===== Record extracts

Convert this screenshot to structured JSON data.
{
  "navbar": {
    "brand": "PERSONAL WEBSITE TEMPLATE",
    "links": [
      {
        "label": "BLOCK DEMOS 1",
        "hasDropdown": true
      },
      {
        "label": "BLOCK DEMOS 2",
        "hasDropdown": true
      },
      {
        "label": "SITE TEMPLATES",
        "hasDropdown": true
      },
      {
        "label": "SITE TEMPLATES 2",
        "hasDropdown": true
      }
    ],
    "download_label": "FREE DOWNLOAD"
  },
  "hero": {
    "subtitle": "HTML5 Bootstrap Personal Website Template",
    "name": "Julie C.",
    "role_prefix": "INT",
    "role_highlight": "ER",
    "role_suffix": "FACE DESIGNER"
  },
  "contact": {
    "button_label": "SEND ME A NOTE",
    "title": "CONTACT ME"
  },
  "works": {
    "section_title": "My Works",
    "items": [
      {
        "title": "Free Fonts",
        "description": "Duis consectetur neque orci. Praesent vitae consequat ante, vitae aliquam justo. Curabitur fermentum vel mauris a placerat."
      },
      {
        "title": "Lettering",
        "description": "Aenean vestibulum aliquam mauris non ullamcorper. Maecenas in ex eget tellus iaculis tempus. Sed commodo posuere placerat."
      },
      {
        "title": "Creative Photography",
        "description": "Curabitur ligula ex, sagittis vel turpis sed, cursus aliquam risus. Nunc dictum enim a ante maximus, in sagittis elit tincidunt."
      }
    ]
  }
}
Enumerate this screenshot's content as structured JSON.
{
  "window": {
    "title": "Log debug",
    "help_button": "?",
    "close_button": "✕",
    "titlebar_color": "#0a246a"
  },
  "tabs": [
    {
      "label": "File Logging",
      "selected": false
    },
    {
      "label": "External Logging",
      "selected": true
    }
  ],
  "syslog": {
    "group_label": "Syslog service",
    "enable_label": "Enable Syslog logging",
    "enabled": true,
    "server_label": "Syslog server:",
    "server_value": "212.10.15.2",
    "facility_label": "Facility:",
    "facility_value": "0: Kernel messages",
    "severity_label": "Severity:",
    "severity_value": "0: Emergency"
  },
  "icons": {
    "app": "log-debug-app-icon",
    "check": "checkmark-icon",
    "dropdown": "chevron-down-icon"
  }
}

==========

__Given exercise__:
Look through the records above and report how many lines hold the word "JSON", giving only the number.

__Exercise answer__:
2